[Records from a data collection]
>> start

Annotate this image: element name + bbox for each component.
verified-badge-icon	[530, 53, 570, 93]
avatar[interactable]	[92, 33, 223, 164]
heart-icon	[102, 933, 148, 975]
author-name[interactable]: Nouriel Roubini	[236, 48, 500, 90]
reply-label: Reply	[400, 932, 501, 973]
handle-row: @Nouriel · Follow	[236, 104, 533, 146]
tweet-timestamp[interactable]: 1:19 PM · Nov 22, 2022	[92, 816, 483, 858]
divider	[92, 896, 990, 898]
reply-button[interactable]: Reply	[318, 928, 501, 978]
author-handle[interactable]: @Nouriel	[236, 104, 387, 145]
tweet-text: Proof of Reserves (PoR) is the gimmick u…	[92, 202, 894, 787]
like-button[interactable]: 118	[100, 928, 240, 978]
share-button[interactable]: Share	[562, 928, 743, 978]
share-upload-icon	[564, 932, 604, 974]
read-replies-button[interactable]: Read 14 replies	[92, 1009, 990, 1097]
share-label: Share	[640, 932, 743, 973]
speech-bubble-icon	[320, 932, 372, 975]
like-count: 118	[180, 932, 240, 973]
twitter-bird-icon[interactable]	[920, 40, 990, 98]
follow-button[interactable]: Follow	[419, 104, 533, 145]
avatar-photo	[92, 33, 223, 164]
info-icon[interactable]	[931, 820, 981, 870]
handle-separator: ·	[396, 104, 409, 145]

>> end
>> start

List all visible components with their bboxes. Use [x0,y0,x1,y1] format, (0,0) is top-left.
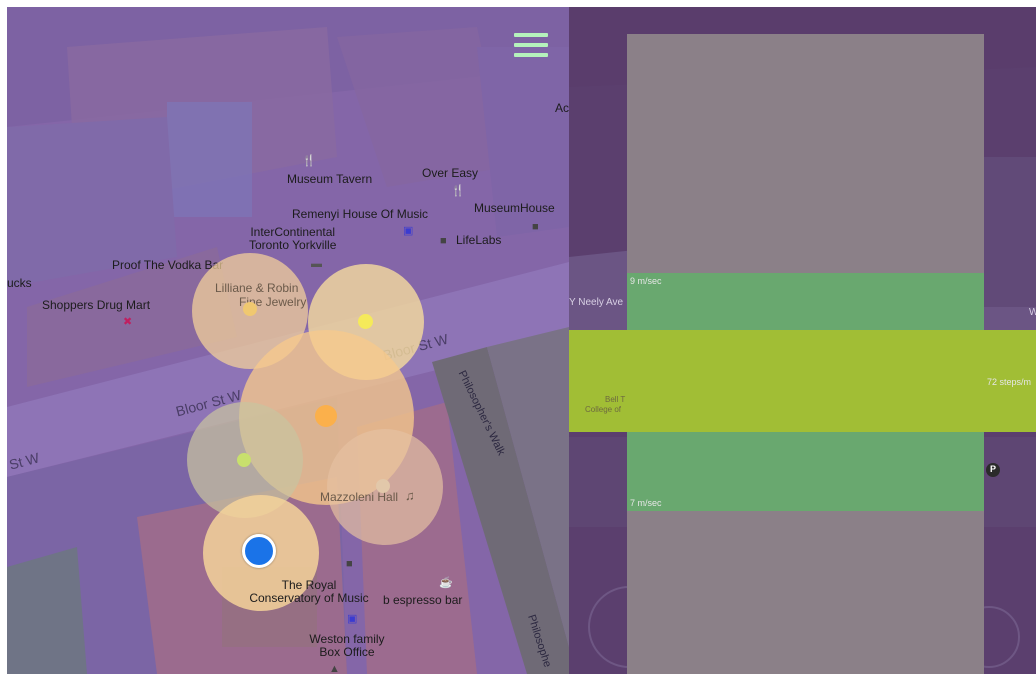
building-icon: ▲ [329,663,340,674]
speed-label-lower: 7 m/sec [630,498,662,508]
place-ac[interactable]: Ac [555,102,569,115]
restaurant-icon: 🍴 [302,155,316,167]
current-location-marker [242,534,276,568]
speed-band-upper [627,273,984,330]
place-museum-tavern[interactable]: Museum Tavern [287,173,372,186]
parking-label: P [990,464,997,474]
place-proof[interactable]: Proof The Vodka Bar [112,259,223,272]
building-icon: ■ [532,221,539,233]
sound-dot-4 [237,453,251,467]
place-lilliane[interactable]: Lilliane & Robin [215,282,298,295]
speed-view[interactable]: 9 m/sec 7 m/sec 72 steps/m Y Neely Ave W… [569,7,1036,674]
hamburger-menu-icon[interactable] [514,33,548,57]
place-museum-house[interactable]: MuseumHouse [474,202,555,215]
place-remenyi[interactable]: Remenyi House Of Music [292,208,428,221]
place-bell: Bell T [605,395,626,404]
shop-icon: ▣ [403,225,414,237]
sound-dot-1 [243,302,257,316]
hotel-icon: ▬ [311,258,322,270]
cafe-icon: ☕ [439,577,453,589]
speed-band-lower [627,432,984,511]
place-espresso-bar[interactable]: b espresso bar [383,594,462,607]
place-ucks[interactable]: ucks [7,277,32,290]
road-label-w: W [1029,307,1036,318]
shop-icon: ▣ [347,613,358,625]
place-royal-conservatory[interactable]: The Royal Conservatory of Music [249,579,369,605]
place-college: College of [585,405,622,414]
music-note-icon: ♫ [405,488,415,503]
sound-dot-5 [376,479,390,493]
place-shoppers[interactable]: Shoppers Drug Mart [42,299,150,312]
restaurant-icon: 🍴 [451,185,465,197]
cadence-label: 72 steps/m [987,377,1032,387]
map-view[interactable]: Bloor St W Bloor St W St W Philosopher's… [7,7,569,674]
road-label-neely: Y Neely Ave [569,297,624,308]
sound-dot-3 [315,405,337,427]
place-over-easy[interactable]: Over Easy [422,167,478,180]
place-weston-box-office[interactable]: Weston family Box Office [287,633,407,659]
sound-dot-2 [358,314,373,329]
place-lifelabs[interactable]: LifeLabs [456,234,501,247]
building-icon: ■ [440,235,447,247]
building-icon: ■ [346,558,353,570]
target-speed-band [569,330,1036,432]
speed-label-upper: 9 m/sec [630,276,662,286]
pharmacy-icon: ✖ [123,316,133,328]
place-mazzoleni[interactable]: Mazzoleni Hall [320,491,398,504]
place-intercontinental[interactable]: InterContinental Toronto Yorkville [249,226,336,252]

>> end

TASK DESCRIPTION: Express the lines from the one containing "Annotate this image: element" through the one containing "40, 990, 98]", inclusive, as a JSON list of strings, one string per line. Leave out any blank lines.

SOLVED EXERCISE:
[
  "Annotate this image: element name + bbox for each component.",
  "verified-badge-icon\t[530, 53, 570, 93]",
  "avatar[interactable]\t[92, 33, 223, 164]",
  "heart-icon\t[102, 933, 148, 975]",
  "author-name[interactable]: Nouriel Roubini\t[236, 48, 500, 90]",
  "reply-label: Reply\t[400, 932, 501, 973]",
  "handle-row: @Nouriel · Follow\t[236, 104, 533, 146]",
  "tweet-timestamp[interactable]: 1:19 PM · Nov 22, 2022\t[92, 816, 483, 858]",
  "divider\t[92, 896, 990, 898]",
  "reply-button[interactable]: Reply\t[318, 928, 501, 978]",
  "author-handle[interactable]: @Nouriel\t[236, 104, 387, 145]",
  "tweet-text: Proof of Reserves (PoR) is the gimmick u…\t[92, 202, 894, 787]",
  "like-button[interactable]: 118\t[100, 928, 240, 978]",
  "share-button[interactable]: Share\t[562, 928, 743, 978]",
  "share-upload-icon\t[564, 932, 604, 974]",
  "read-replies-button[interactable]: Read 14 replies\t[92, 1009, 990, 1097]",
  "share-label: Share\t[640, 932, 743, 973]",
  "speech-bubble-icon\t[320, 932, 372, 975]",
  "like-count: 118\t[180, 932, 240, 973]",
  "twitter-bird-icon[interactable]\t[920, 40, 990, 98]"
]